▸ **WHAT IS REQUIRED**
Repeat the lines that follow, leaving nothing out.

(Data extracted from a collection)
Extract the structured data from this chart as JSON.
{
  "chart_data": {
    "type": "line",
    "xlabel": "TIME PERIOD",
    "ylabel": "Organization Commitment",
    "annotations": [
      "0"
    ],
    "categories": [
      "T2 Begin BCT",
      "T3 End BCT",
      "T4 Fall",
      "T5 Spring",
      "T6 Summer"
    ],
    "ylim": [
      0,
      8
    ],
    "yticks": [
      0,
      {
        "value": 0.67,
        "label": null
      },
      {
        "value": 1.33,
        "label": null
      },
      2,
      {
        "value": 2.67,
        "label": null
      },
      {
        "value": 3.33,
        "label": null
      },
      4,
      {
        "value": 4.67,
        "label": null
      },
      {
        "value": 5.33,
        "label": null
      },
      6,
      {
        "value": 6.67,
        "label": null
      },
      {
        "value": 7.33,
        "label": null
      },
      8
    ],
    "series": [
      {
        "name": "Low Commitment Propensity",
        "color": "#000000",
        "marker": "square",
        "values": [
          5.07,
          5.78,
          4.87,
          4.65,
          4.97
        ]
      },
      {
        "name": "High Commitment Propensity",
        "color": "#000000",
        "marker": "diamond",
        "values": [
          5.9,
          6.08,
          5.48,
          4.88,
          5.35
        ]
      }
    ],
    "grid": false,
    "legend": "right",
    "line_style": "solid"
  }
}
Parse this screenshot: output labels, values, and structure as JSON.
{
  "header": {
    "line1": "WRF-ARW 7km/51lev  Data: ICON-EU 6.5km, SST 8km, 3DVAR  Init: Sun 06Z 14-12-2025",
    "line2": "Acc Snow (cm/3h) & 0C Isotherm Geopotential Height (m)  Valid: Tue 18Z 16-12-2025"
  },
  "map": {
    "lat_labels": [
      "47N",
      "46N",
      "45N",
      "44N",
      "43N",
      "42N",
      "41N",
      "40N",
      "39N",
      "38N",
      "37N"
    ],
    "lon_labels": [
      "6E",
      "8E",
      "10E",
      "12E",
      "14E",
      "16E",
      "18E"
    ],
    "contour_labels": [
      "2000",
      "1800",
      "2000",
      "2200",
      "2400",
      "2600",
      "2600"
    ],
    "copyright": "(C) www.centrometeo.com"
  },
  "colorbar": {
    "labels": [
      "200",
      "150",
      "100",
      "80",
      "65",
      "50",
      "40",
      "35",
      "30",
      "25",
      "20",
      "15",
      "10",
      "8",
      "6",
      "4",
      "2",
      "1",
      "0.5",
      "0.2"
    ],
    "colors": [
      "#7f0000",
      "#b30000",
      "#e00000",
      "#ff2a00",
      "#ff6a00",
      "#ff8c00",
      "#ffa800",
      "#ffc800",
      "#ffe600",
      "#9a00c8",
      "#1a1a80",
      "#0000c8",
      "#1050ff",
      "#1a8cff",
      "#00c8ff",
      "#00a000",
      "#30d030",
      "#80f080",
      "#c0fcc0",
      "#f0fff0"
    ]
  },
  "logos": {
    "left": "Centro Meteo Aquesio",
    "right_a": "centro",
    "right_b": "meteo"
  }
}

▸ **TASK SOLUTION**
Extract the structured data from this chart as JSON.
{
  "chart_data": {
    "type": "line",
    "xlabel": "TIME PERIOD",
    "ylabel": "Organization Commitment",
    "annotations": [
      "0"
    ],
    "categories": [
      "T2 Begin BCT",
      "T3 End BCT",
      "T4 Fall",
      "T5 Spring",
      "T6 Summer"
    ],
    "ylim": [
      0,
      8
    ],
    "yticks": [
      0,
      {
        "value": 0.67,
        "label": null
      },
      {
        "value": 1.33,
        "label": null
      },
      2,
      {
        "value": 2.67,
        "label": null
      },
      {
        "value": 3.33,
        "label": null
      },
      4,
      {
        "value": 4.67,
        "label": null
      },
      {
        "value": 5.33,
        "label": null
      },
      6,
      {
        "value": 6.67,
        "label": null
      },
      {
        "value": 7.33,
        "label": null
      },
      8
    ],
    "series": [
      {
        "name": "Low Commitment Propensity",
        "color": "#000000",
        "marker": "square",
        "values": [
          5.07,
          5.78,
          4.87,
          4.65,
          4.97
        ]
      },
      {
        "name": "High Commitment Propensity",
        "color": "#000000",
        "marker": "diamond",
        "values": [
          5.9,
          6.08,
          5.48,
          4.88,
          5.35
        ]
      }
    ],
    "grid": false,
    "legend": "right",
    "line_style": "solid"
  }
}
Parse this screenshot: output labels, values, and structure as JSON.
{
  "header": {
    "line1": "WRF-ARW 7km/51lev  Data: ICON-EU 6.5km, SST 8km, 3DVAR  Init: Sun 06Z 14-12-2025",
    "line2": "Acc Snow (cm/3h) & 0C Isotherm Geopotential Height (m)  Valid: Tue 18Z 16-12-2025"
  },
  "map": {
    "lat_labels": [
      "47N",
      "46N",
      "45N",
      "44N",
      "43N",
      "42N",
      "41N",
      "40N",
      "39N",
      "38N",
      "37N"
    ],
    "lon_labels": [
      "6E",
      "8E",
      "10E",
      "12E",
      "14E",
      "16E",
      "18E"
    ],
    "contour_labels": [
      "2000",
      "1800",
      "2000",
      "2200",
      "2400",
      "2600",
      "2600"
    ],
    "copyright": "(C) www.centrometeo.com"
  },
  "colorbar": {
    "labels": [
      "200",
      "150",
      "100",
      "80",
      "65",
      "50",
      "40",
      "35",
      "30",
      "25",
      "20",
      "15",
      "10",
      "8",
      "6",
      "4",
      "2",
      "1",
      "0.5",
      "0.2"
    ],
    "colors": [
      "#7f0000",
      "#b30000",
      "#e00000",
      "#ff2a00",
      "#ff6a00",
      "#ff8c00",
      "#ffa800",
      "#ffc800",
      "#ffe600",
      "#9a00c8",
      "#1a1a80",
      "#0000c8",
      "#1050ff",
      "#1a8cff",
      "#00c8ff",
      "#00a000",
      "#30d030",
      "#80f080",
      "#c0fcc0",
      "#f0fff0"
    ]
  },
  "logos": {
    "left": "Centro Meteo Aquesio",
    "right_a": "centro",
    "right_b": "meteo"
  }
}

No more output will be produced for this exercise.